WHAT YOU NEED TO DO: Locate the lines where "color" occurs and copy them as they stand.

DATA EXCERPTS:
****************************************
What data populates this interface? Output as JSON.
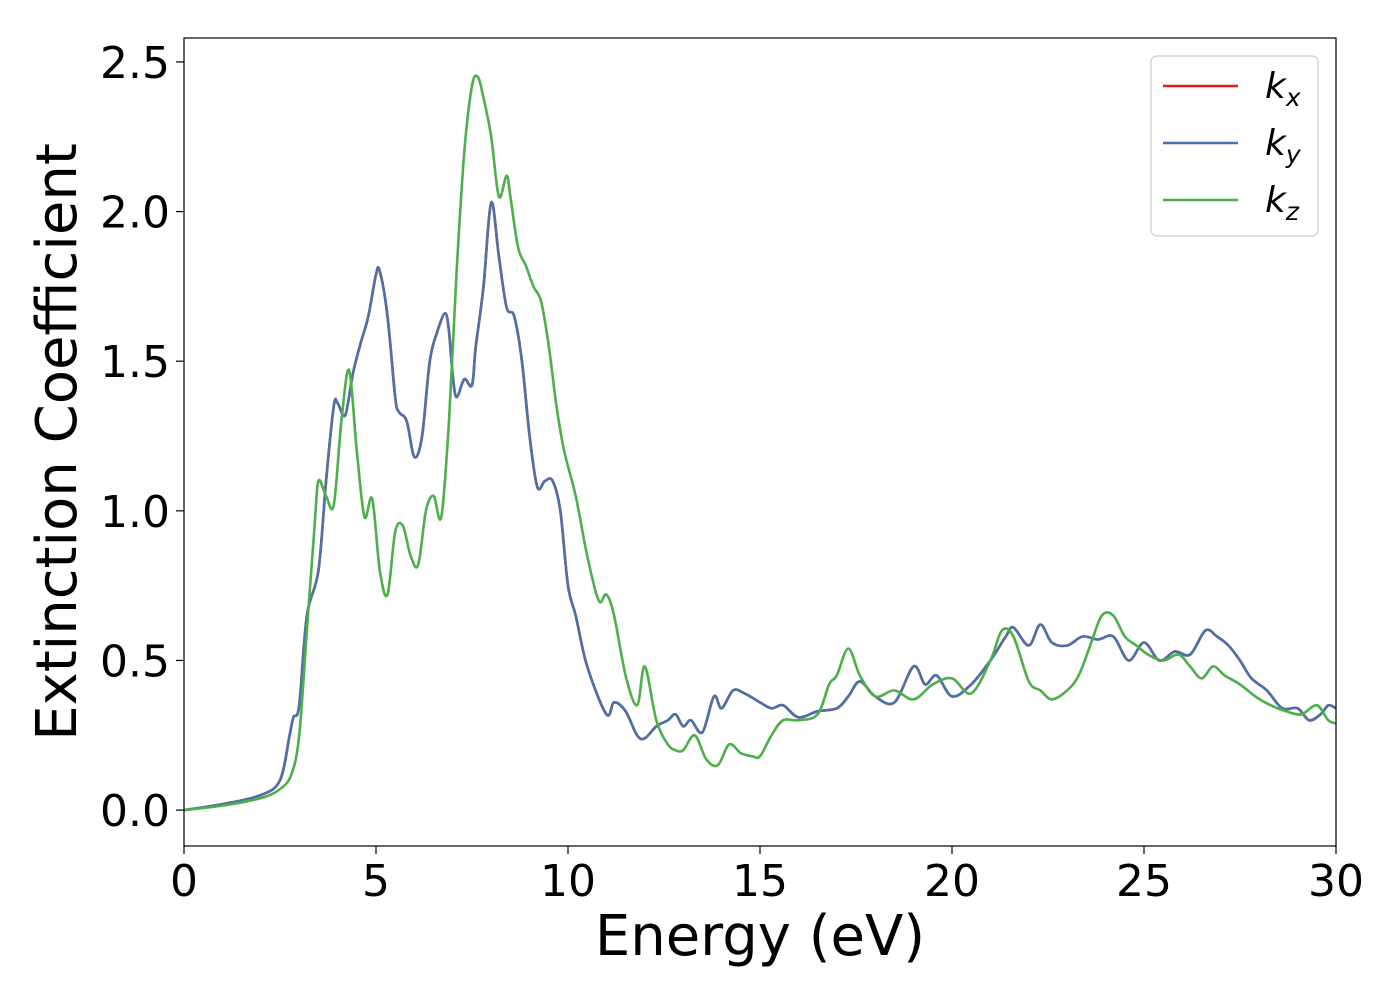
{
  "chart_data": {
    "type": "line",
    "title": "",
    "xlabel": "Energy (eV)",
    "ylabel": "Extinction Coefficient",
    "xlim": [
      0,
      30
    ],
    "ylim": [
      -0.12,
      2.58
    ],
    "xticks": [
      0,
      5,
      10,
      15,
      20,
      25,
      30
    ],
    "xtick_labels": [
      "0",
      "5",
      "10",
      "15",
      "20",
      "25",
      "30"
    ],
    "yticks": [
      0.0,
      0.5,
      1.0,
      1.5,
      2.0,
      2.5
    ],
    "ytick_labels": [
      "0.0",
      "0.5",
      "1.0",
      "1.5",
      "2.0",
      "2.5"
    ],
    "grid": false,
    "legend_position": "top-right",
    "series": [
      {
        "name": "k_x",
        "label_main": "k",
        "label_sub": "x",
        "color": "#e41a1c",
        "x": [
          0,
          1,
          2,
          2.5,
          2.75,
          2.85,
          3.0,
          3.2,
          3.5,
          3.7,
          3.9,
          4.0,
          4.2,
          4.4,
          4.6,
          4.8,
          5.0,
          5.1,
          5.3,
          5.5,
          5.6,
          5.8,
          6.0,
          6.2,
          6.4,
          6.6,
          6.8,
          6.9,
          7.0,
          7.1,
          7.3,
          7.5,
          7.6,
          7.8,
          8.0,
          8.2,
          8.4,
          8.6,
          8.8,
          9.0,
          9.2,
          9.4,
          9.6,
          9.8,
          10.0,
          10.2,
          10.5,
          11.0,
          11.2,
          11.5,
          11.8,
          12.0,
          12.3,
          12.6,
          12.8,
          13.0,
          13.2,
          13.5,
          13.8,
          14.0,
          14.3,
          14.6,
          15.0,
          15.3,
          15.6,
          16.0,
          16.5,
          17.0,
          17.3,
          17.6,
          18.0,
          18.5,
          19.0,
          19.3,
          19.6,
          20.0,
          20.5,
          21.0,
          21.4,
          21.6,
          22.0,
          22.3,
          22.6,
          23.0,
          23.4,
          23.8,
          24.2,
          24.6,
          25.0,
          25.4,
          25.8,
          26.2,
          26.6,
          26.9,
          27.2,
          27.5,
          27.8,
          28.2,
          28.6,
          29.0,
          29.3,
          29.6,
          29.8,
          30.0
        ],
        "y": [
          0.0,
          0.02,
          0.05,
          0.1,
          0.25,
          0.31,
          0.35,
          0.65,
          0.8,
          1.1,
          1.35,
          1.36,
          1.32,
          1.46,
          1.56,
          1.65,
          1.79,
          1.8,
          1.65,
          1.38,
          1.33,
          1.3,
          1.18,
          1.25,
          1.5,
          1.6,
          1.66,
          1.6,
          1.45,
          1.38,
          1.44,
          1.42,
          1.55,
          1.75,
          2.03,
          1.85,
          1.68,
          1.65,
          1.5,
          1.25,
          1.08,
          1.1,
          1.1,
          1.0,
          0.75,
          0.65,
          0.48,
          0.32,
          0.36,
          0.33,
          0.25,
          0.24,
          0.28,
          0.3,
          0.32,
          0.28,
          0.3,
          0.26,
          0.38,
          0.34,
          0.4,
          0.39,
          0.36,
          0.34,
          0.35,
          0.31,
          0.33,
          0.34,
          0.38,
          0.43,
          0.38,
          0.36,
          0.48,
          0.42,
          0.45,
          0.38,
          0.42,
          0.5,
          0.58,
          0.61,
          0.55,
          0.62,
          0.56,
          0.55,
          0.58,
          0.57,
          0.58,
          0.5,
          0.56,
          0.5,
          0.53,
          0.52,
          0.6,
          0.58,
          0.55,
          0.5,
          0.44,
          0.4,
          0.34,
          0.34,
          0.3,
          0.32,
          0.35,
          0.34
        ]
      },
      {
        "name": "k_y",
        "label_main": "k",
        "label_sub": "y",
        "color": "#4a72a8",
        "x": [
          0,
          1,
          2,
          2.5,
          2.75,
          2.85,
          3.0,
          3.2,
          3.5,
          3.7,
          3.9,
          4.0,
          4.2,
          4.4,
          4.6,
          4.8,
          5.0,
          5.1,
          5.3,
          5.5,
          5.6,
          5.8,
          6.0,
          6.2,
          6.4,
          6.6,
          6.8,
          6.9,
          7.0,
          7.1,
          7.3,
          7.5,
          7.6,
          7.8,
          8.0,
          8.2,
          8.4,
          8.6,
          8.8,
          9.0,
          9.2,
          9.4,
          9.6,
          9.8,
          10.0,
          10.2,
          10.5,
          11.0,
          11.2,
          11.5,
          11.8,
          12.0,
          12.3,
          12.6,
          12.8,
          13.0,
          13.2,
          13.5,
          13.8,
          14.0,
          14.3,
          14.6,
          15.0,
          15.3,
          15.6,
          16.0,
          16.5,
          17.0,
          17.3,
          17.6,
          18.0,
          18.5,
          19.0,
          19.3,
          19.6,
          20.0,
          20.5,
          21.0,
          21.4,
          21.6,
          22.0,
          22.3,
          22.6,
          23.0,
          23.4,
          23.8,
          24.2,
          24.6,
          25.0,
          25.4,
          25.8,
          26.2,
          26.6,
          26.9,
          27.2,
          27.5,
          27.8,
          28.2,
          28.6,
          29.0,
          29.3,
          29.6,
          29.8,
          30.0
        ],
        "y": [
          0.0,
          0.02,
          0.05,
          0.1,
          0.25,
          0.31,
          0.35,
          0.65,
          0.8,
          1.1,
          1.35,
          1.36,
          1.32,
          1.46,
          1.56,
          1.65,
          1.79,
          1.8,
          1.65,
          1.38,
          1.33,
          1.3,
          1.18,
          1.25,
          1.5,
          1.6,
          1.66,
          1.6,
          1.45,
          1.38,
          1.44,
          1.42,
          1.55,
          1.75,
          2.03,
          1.85,
          1.68,
          1.65,
          1.5,
          1.25,
          1.08,
          1.1,
          1.1,
          1.0,
          0.75,
          0.65,
          0.48,
          0.32,
          0.36,
          0.33,
          0.25,
          0.24,
          0.28,
          0.3,
          0.32,
          0.28,
          0.3,
          0.26,
          0.38,
          0.34,
          0.4,
          0.39,
          0.36,
          0.34,
          0.35,
          0.31,
          0.33,
          0.34,
          0.38,
          0.43,
          0.38,
          0.36,
          0.48,
          0.42,
          0.45,
          0.38,
          0.42,
          0.5,
          0.58,
          0.61,
          0.55,
          0.62,
          0.56,
          0.55,
          0.58,
          0.57,
          0.58,
          0.5,
          0.56,
          0.5,
          0.53,
          0.52,
          0.6,
          0.58,
          0.55,
          0.5,
          0.44,
          0.4,
          0.34,
          0.34,
          0.3,
          0.32,
          0.35,
          0.34
        ]
      },
      {
        "name": "k_z",
        "label_main": "k",
        "label_sub": "z",
        "color": "#4daf4a",
        "x": [
          0,
          1,
          2,
          2.5,
          2.8,
          3.0,
          3.2,
          3.4,
          3.5,
          3.7,
          3.9,
          4.1,
          4.3,
          4.5,
          4.7,
          4.9,
          5.1,
          5.3,
          5.5,
          5.7,
          5.9,
          6.1,
          6.3,
          6.5,
          6.7,
          6.9,
          7.1,
          7.3,
          7.5,
          7.65,
          7.8,
          8.0,
          8.2,
          8.4,
          8.5,
          8.7,
          8.9,
          9.1,
          9.3,
          9.5,
          9.7,
          9.9,
          10.2,
          10.5,
          10.8,
          11.0,
          11.2,
          11.5,
          11.8,
          12.0,
          12.3,
          12.6,
          12.8,
          13.0,
          13.3,
          13.6,
          13.9,
          14.2,
          14.5,
          14.8,
          15.0,
          15.3,
          15.6,
          16.0,
          16.5,
          16.8,
          17.0,
          17.3,
          17.6,
          18.0,
          18.5,
          19.0,
          19.5,
          20.0,
          20.5,
          21.0,
          21.3,
          21.6,
          22.0,
          22.3,
          22.6,
          23.0,
          23.3,
          23.6,
          23.9,
          24.2,
          24.5,
          24.8,
          25.1,
          25.5,
          25.9,
          26.2,
          26.5,
          26.8,
          27.1,
          27.5,
          27.9,
          28.3,
          28.7,
          29.1,
          29.5,
          29.8,
          30.0
        ],
        "y": [
          0.0,
          0.015,
          0.04,
          0.07,
          0.12,
          0.25,
          0.6,
          0.95,
          1.1,
          1.05,
          1.02,
          1.3,
          1.47,
          1.2,
          0.98,
          1.04,
          0.8,
          0.72,
          0.93,
          0.95,
          0.85,
          0.82,
          1.0,
          1.05,
          0.98,
          1.3,
          1.8,
          2.2,
          2.42,
          2.45,
          2.38,
          2.25,
          2.05,
          2.12,
          2.05,
          1.88,
          1.82,
          1.75,
          1.7,
          1.55,
          1.35,
          1.2,
          1.05,
          0.85,
          0.7,
          0.72,
          0.65,
          0.45,
          0.35,
          0.48,
          0.3,
          0.22,
          0.2,
          0.2,
          0.25,
          0.17,
          0.15,
          0.22,
          0.19,
          0.18,
          0.18,
          0.25,
          0.3,
          0.3,
          0.32,
          0.42,
          0.45,
          0.54,
          0.45,
          0.38,
          0.4,
          0.37,
          0.42,
          0.44,
          0.39,
          0.5,
          0.6,
          0.58,
          0.43,
          0.4,
          0.37,
          0.4,
          0.45,
          0.55,
          0.65,
          0.65,
          0.58,
          0.55,
          0.52,
          0.5,
          0.52,
          0.48,
          0.44,
          0.48,
          0.45,
          0.42,
          0.38,
          0.35,
          0.33,
          0.32,
          0.35,
          0.3,
          0.29
        ]
      }
    ]
  }
}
****************************************
CORRECT ANSWER:
        "color": "#e41a1c",
        "color": "#4a72a8",
        "color": "#4daf4a",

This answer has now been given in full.